**AIM OF THE TASK:** Gather every line of the entries that includes the word "person".

**ENTRIES SHOWN:**
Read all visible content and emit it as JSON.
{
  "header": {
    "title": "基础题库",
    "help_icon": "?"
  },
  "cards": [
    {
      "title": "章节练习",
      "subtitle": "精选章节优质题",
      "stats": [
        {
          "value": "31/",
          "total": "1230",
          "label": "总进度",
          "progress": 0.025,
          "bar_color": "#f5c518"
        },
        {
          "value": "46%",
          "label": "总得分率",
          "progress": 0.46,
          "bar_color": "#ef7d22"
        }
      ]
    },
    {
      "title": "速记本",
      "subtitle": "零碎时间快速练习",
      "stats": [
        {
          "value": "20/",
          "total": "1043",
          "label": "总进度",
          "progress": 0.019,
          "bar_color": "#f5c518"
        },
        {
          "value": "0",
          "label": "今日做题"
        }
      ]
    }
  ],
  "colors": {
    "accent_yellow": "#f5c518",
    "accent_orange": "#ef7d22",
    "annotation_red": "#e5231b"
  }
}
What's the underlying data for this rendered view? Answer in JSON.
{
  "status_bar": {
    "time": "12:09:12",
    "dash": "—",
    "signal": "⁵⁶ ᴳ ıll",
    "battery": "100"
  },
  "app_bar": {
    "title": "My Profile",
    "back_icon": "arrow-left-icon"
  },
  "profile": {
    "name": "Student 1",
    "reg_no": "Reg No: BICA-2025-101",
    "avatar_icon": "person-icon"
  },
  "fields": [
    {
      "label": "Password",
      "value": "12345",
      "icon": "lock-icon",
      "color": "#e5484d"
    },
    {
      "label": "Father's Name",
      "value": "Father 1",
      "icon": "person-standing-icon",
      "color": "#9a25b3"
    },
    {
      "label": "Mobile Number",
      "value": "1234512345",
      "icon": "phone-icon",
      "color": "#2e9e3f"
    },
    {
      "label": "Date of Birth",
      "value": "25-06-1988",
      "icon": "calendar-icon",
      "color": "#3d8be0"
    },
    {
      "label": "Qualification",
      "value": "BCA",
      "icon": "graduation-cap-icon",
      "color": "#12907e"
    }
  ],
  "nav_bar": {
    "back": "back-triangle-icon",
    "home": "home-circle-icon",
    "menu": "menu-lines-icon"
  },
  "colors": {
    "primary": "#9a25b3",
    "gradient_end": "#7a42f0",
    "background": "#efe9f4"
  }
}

**OUTPUT FOR THIS TASK:**
    "avatar_icon": "person-icon"
      "icon": "person-standing-icon",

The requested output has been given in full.